*What is required*. Print, word for word, the part of the court opinion below that begins with the words containing "MDOC has a custodial" and ends with "I, pg. 4-5.".

*Excerpted passage*.
START

Opinion
CIVIL ACTION NO. 2:08-cv-92-KS-MTP.
August 28, 2008
MEMORANDUM OPINION
Plaintiff Fulcher, an inmate of the Mississippi Department of Corrections (MDOC), incarcerated at the Mississippi State Penitentiary, Parchman, Mississippi, filed this complaint pursuant to 42 U.S.C. § 1983. The named defendants are: Christopher Epps, Commissioner of MDOC; Ronald King, Superintendent; Hubert Davis, Warden; and Debra Platt, Lieutenant.
The Plaintiff contends that he is innocent of the prison rule violation report (# 846012) he received on August 29, 2007, for possession of contraband. The Plaintiff complains that an investigation was not conducted and he was not allowed to call his witness at the disciplinary hearing wherein he was found guilty of the rule violation report. The punishment imposed as a result of this guilty finding was re-classification, re-assignment, loss of canteen privileges, telephone use and visits for thirty days. The Plaintiff further claims that the complained of rule violation report failed to contain a meaningful explanation of the finding of guilt. The Plaintiff claims that these actions and errors by the defendants violated his constitutional rights and MDOC policy and procedure. In Plaintiff's response [12], he further claims that "MDOC utilizes double jeopardy and ex post facto in its point system [of] classification" because a prisoner is essentially punished twice for a rule violation report. The Plaintiff requests that this Court award him monetary damages. Comp., p. 5.
MDOC has a custodial classification system based on 4 main designations, with "A" custody affording the most privileges to an inmate and "D" custody providing the least amount of privileges to an inmate. Mississippi Department of Corrections Inmate Handbook (Rev. 1999), Chapter I, pg. 4-5.
Although Plaintiff was unable to provide an additional copy of the rule violation report, the Court was able to discern the punishment imposed from the copy submitted.
Analysis
The Prison Litigation Reform Act, 28 U.S.C. § 1915(e)(2) (as amended), applies to prisoner proceedings in forma pauperis and provides that "the court shall dismiss the case at any time if the court determines that . . . (B) the action or appeal — (i) is frivolous or malicious; (ii) fails to state a claim on which relief may be granted; or (iii) seeks monetary relief against a defendant who is immune from such relief." Since the Plaintiff was granted in forma pauperis status, Section 1915(e)(2) applies to the instant case. As discussed below, the Plaintiff's § 1983 action fails to state a claim on which relief may be granted.

END

*Dataset content*.
START

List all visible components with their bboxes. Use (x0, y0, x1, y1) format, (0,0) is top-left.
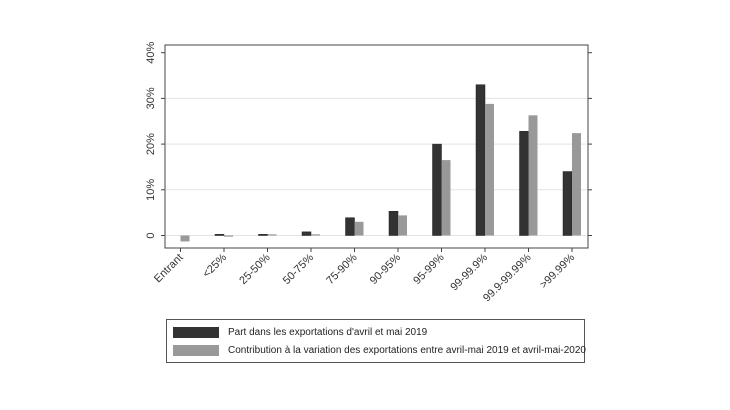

END

*Result for this exercise*.
MDOC has a custodial classification system based on 4 main designations, with "A" custody affording the most privileges to an inmate and "D" custody providing the least amount of privileges to an inmate. Mississippi Department of Corrections Inmate Handbook (Rev. 1999), Chapter I, pg. 4-5.